Quote the records below in full, exactly as given, with the images taken out.

___ Records supplied ___

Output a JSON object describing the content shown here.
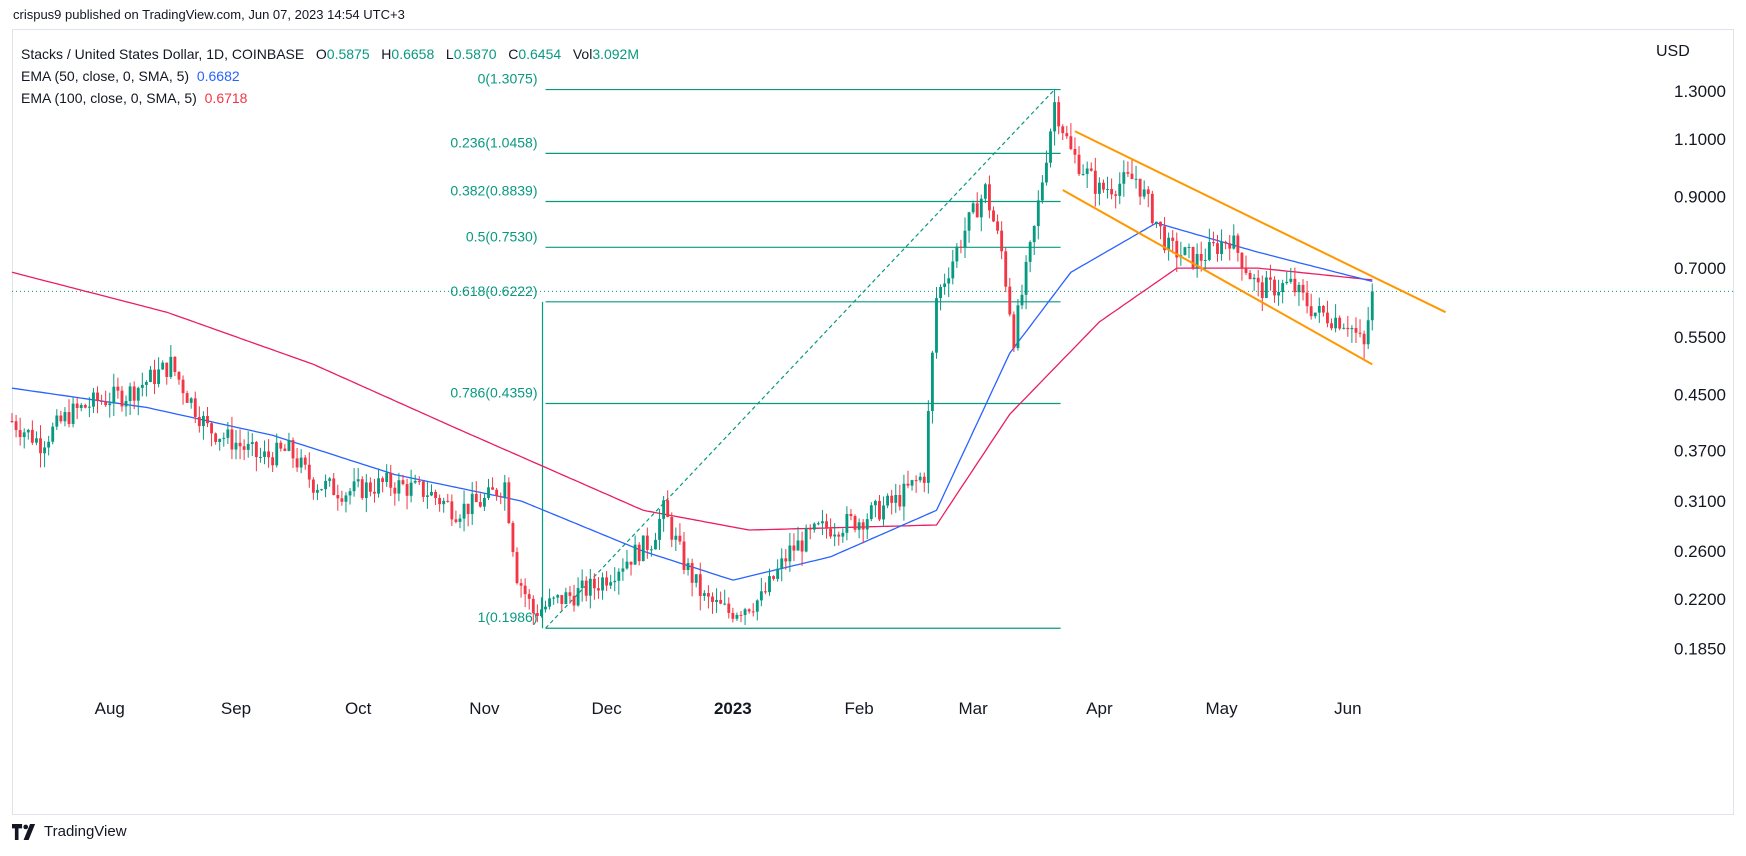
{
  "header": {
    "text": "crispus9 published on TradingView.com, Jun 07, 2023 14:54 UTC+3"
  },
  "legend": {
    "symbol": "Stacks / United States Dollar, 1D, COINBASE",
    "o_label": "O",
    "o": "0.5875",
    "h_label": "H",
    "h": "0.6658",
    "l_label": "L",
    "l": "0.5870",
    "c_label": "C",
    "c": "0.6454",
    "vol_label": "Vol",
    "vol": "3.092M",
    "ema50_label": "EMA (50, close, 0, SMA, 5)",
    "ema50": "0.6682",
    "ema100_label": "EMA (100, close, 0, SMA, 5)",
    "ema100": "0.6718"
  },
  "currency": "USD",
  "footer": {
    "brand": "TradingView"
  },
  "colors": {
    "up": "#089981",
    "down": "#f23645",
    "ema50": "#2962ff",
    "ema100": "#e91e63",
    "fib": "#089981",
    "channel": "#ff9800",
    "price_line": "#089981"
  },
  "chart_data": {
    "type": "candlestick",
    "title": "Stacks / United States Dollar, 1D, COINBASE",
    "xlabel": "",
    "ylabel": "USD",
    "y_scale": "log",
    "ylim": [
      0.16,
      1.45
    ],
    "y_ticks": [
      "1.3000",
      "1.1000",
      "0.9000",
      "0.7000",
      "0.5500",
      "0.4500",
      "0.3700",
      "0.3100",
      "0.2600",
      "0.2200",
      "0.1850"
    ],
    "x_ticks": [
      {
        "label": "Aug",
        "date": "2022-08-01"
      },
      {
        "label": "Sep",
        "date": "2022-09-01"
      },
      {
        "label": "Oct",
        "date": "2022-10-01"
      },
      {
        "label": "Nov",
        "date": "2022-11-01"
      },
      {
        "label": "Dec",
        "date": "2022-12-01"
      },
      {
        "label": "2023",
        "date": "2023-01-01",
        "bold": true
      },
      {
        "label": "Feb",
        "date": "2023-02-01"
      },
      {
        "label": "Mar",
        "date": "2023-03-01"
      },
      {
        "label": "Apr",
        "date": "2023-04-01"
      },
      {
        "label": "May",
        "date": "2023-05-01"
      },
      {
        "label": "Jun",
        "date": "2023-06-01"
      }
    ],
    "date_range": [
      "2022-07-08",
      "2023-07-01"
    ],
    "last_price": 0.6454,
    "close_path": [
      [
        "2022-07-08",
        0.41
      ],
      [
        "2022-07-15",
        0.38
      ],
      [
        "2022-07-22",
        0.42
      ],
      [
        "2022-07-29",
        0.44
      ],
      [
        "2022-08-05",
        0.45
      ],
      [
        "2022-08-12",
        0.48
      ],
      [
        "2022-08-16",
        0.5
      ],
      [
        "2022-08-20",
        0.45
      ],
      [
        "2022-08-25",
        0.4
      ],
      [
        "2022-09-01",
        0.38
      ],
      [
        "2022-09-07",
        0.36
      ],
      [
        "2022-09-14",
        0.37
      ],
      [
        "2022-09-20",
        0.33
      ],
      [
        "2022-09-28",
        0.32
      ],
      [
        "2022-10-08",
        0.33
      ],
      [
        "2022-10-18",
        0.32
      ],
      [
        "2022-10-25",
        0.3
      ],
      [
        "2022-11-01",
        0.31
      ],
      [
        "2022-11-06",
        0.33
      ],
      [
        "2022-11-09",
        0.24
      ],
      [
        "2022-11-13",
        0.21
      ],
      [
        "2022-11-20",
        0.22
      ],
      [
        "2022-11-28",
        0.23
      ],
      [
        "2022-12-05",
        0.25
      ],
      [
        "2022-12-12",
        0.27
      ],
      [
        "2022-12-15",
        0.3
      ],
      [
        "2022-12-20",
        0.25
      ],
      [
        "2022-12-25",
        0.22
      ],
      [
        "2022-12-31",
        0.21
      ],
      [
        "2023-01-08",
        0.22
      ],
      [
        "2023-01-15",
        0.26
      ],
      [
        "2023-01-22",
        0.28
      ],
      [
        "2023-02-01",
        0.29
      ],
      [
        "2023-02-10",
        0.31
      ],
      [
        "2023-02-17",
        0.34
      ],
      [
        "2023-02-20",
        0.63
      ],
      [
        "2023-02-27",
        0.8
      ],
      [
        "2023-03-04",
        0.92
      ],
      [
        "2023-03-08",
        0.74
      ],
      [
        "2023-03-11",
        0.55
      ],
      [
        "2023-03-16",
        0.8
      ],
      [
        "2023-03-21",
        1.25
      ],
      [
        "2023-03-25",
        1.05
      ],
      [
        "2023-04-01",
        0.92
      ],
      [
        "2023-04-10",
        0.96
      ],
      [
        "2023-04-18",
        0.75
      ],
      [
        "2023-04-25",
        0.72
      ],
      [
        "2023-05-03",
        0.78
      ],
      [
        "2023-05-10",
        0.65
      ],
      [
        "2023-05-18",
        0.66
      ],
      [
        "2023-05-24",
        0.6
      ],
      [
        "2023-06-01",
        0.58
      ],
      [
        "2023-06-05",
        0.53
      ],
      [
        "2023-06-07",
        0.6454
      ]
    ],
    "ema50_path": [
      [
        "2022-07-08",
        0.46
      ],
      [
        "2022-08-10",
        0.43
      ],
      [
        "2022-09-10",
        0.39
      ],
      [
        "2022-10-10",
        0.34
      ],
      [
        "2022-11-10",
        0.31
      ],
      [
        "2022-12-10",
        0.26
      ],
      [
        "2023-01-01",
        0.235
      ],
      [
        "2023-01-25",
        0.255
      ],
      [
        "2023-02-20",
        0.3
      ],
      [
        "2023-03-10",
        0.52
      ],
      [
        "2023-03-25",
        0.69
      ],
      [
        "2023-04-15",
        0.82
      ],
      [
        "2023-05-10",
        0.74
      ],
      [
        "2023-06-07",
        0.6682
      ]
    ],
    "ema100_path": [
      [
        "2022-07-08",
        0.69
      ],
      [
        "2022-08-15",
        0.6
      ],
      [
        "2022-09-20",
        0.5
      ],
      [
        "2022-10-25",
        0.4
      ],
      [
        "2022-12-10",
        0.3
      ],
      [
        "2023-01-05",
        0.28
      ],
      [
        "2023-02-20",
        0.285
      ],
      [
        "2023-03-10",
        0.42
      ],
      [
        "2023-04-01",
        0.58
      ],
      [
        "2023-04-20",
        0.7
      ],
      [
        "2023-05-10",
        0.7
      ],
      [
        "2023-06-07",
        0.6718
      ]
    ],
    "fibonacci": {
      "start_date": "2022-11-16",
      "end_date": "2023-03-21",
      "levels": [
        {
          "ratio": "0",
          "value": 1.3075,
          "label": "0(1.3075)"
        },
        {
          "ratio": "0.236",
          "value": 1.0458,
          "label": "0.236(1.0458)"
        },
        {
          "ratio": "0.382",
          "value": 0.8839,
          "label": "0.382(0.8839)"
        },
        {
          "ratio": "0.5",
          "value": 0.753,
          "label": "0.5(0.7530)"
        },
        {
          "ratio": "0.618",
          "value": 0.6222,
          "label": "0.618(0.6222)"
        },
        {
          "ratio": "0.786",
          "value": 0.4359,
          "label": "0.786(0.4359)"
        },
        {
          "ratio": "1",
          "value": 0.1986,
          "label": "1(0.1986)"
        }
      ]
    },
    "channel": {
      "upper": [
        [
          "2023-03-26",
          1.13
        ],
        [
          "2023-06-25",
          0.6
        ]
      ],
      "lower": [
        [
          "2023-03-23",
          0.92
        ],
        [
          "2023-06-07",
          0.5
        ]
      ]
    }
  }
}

___

## Exercise result
Output a JSON object describing the content shown here.
{
  "header": {
    "text": "crispus9 published on TradingView.com, Jun 07, 2023 14:54 UTC+3"
  },
  "legend": {
    "symbol": "Stacks / United States Dollar, 1D, COINBASE",
    "o_label": "O",
    "o": "0.5875",
    "h_label": "H",
    "h": "0.6658",
    "l_label": "L",
    "l": "0.5870",
    "c_label": "C",
    "c": "0.6454",
    "vol_label": "Vol",
    "vol": "3.092M",
    "ema50_label": "EMA (50, close, 0, SMA, 5)",
    "ema50": "0.6682",
    "ema100_label": "EMA (100, close, 0, SMA, 5)",
    "ema100": "0.6718"
  },
  "currency": "USD",
  "footer": {
    "brand": "TradingView"
  },
  "colors": {
    "up": "#089981",
    "down": "#f23645",
    "ema50": "#2962ff",
    "ema100": "#e91e63",
    "fib": "#089981",
    "channel": "#ff9800",
    "price_line": "#089981"
  },
  "chart_data": {
    "type": "candlestick",
    "title": "Stacks / United States Dollar, 1D, COINBASE",
    "xlabel": "",
    "ylabel": "USD",
    "y_scale": "log",
    "ylim": [
      0.16,
      1.45
    ],
    "y_ticks": [
      "1.3000",
      "1.1000",
      "0.9000",
      "0.7000",
      "0.5500",
      "0.4500",
      "0.3700",
      "0.3100",
      "0.2600",
      "0.2200",
      "0.1850"
    ],
    "x_ticks": [
      {
        "label": "Aug",
        "date": "2022-08-01"
      },
      {
        "label": "Sep",
        "date": "2022-09-01"
      },
      {
        "label": "Oct",
        "date": "2022-10-01"
      },
      {
        "label": "Nov",
        "date": "2022-11-01"
      },
      {
        "label": "Dec",
        "date": "2022-12-01"
      },
      {
        "label": "2023",
        "date": "2023-01-01",
        "bold": true
      },
      {
        "label": "Feb",
        "date": "2023-02-01"
      },
      {
        "label": "Mar",
        "date": "2023-03-01"
      },
      {
        "label": "Apr",
        "date": "2023-04-01"
      },
      {
        "label": "May",
        "date": "2023-05-01"
      },
      {
        "label": "Jun",
        "date": "2023-06-01"
      }
    ],
    "date_range": [
      "2022-07-08",
      "2023-07-01"
    ],
    "last_price": 0.6454,
    "close_path": [
      [
        "2022-07-08",
        0.41
      ],
      [
        "2022-07-15",
        0.38
      ],
      [
        "2022-07-22",
        0.42
      ],
      [
        "2022-07-29",
        0.44
      ],
      [
        "2022-08-05",
        0.45
      ],
      [
        "2022-08-12",
        0.48
      ],
      [
        "2022-08-16",
        0.5
      ],
      [
        "2022-08-20",
        0.45
      ],
      [
        "2022-08-25",
        0.4
      ],
      [
        "2022-09-01",
        0.38
      ],
      [
        "2022-09-07",
        0.36
      ],
      [
        "2022-09-14",
        0.37
      ],
      [
        "2022-09-20",
        0.33
      ],
      [
        "2022-09-28",
        0.32
      ],
      [
        "2022-10-08",
        0.33
      ],
      [
        "2022-10-18",
        0.32
      ],
      [
        "2022-10-25",
        0.3
      ],
      [
        "2022-11-01",
        0.31
      ],
      [
        "2022-11-06",
        0.33
      ],
      [
        "2022-11-09",
        0.24
      ],
      [
        "2022-11-13",
        0.21
      ],
      [
        "2022-11-20",
        0.22
      ],
      [
        "2022-11-28",
        0.23
      ],
      [
        "2022-12-05",
        0.25
      ],
      [
        "2022-12-12",
        0.27
      ],
      [
        "2022-12-15",
        0.3
      ],
      [
        "2022-12-20",
        0.25
      ],
      [
        "2022-12-25",
        0.22
      ],
      [
        "2022-12-31",
        0.21
      ],
      [
        "2023-01-08",
        0.22
      ],
      [
        "2023-01-15",
        0.26
      ],
      [
        "2023-01-22",
        0.28
      ],
      [
        "2023-02-01",
        0.29
      ],
      [
        "2023-02-10",
        0.31
      ],
      [
        "2023-02-17",
        0.34
      ],
      [
        "2023-02-20",
        0.63
      ],
      [
        "2023-02-27",
        0.8
      ],
      [
        "2023-03-04",
        0.92
      ],
      [
        "2023-03-08",
        0.74
      ],
      [
        "2023-03-11",
        0.55
      ],
      [
        "2023-03-16",
        0.8
      ],
      [
        "2023-03-21",
        1.25
      ],
      [
        "2023-03-25",
        1.05
      ],
      [
        "2023-04-01",
        0.92
      ],
      [
        "2023-04-10",
        0.96
      ],
      [
        "2023-04-18",
        0.75
      ],
      [
        "2023-04-25",
        0.72
      ],
      [
        "2023-05-03",
        0.78
      ],
      [
        "2023-05-10",
        0.65
      ],
      [
        "2023-05-18",
        0.66
      ],
      [
        "2023-05-24",
        0.6
      ],
      [
        "2023-06-01",
        0.58
      ],
      [
        "2023-06-05",
        0.53
      ],
      [
        "2023-06-07",
        0.6454
      ]
    ],
    "ema50_path": [
      [
        "2022-07-08",
        0.46
      ],
      [
        "2022-08-10",
        0.43
      ],
      [
        "2022-09-10",
        0.39
      ],
      [
        "2022-10-10",
        0.34
      ],
      [
        "2022-11-10",
        0.31
      ],
      [
        "2022-12-10",
        0.26
      ],
      [
        "2023-01-01",
        0.235
      ],
      [
        "2023-01-25",
        0.255
      ],
      [
        "2023-02-20",
        0.3
      ],
      [
        "2023-03-10",
        0.52
      ],
      [
        "2023-03-25",
        0.69
      ],
      [
        "2023-04-15",
        0.82
      ],
      [
        "2023-05-10",
        0.74
      ],
      [
        "2023-06-07",
        0.6682
      ]
    ],
    "ema100_path": [
      [
        "2022-07-08",
        0.69
      ],
      [
        "2022-08-15",
        0.6
      ],
      [
        "2022-09-20",
        0.5
      ],
      [
        "2022-10-25",
        0.4
      ],
      [
        "2022-12-10",
        0.3
      ],
      [
        "2023-01-05",
        0.28
      ],
      [
        "2023-02-20",
        0.285
      ],
      [
        "2023-03-10",
        0.42
      ],
      [
        "2023-04-01",
        0.58
      ],
      [
        "2023-04-20",
        0.7
      ],
      [
        "2023-05-10",
        0.7
      ],
      [
        "2023-06-07",
        0.6718
      ]
    ],
    "fibonacci": {
      "start_date": "2022-11-16",
      "end_date": "2023-03-21",
      "levels": [
        {
          "ratio": "0",
          "value": 1.3075,
          "label": "0(1.3075)"
        },
        {
          "ratio": "0.236",
          "value": 1.0458,
          "label": "0.236(1.0458)"
        },
        {
          "ratio": "0.382",
          "value": 0.8839,
          "label": "0.382(0.8839)"
        },
        {
          "ratio": "0.5",
          "value": 0.753,
          "label": "0.5(0.7530)"
        },
        {
          "ratio": "0.618",
          "value": 0.6222,
          "label": "0.618(0.6222)"
        },
        {
          "ratio": "0.786",
          "value": 0.4359,
          "label": "0.786(0.4359)"
        },
        {
          "ratio": "1",
          "value": 0.1986,
          "label": "1(0.1986)"
        }
      ]
    },
    "channel": {
      "upper": [
        [
          "2023-03-26",
          1.13
        ],
        [
          "2023-06-25",
          0.6
        ]
      ],
      "lower": [
        [
          "2023-03-23",
          0.92
        ],
        [
          "2023-06-07",
          0.5
        ]
      ]
    }
  }
}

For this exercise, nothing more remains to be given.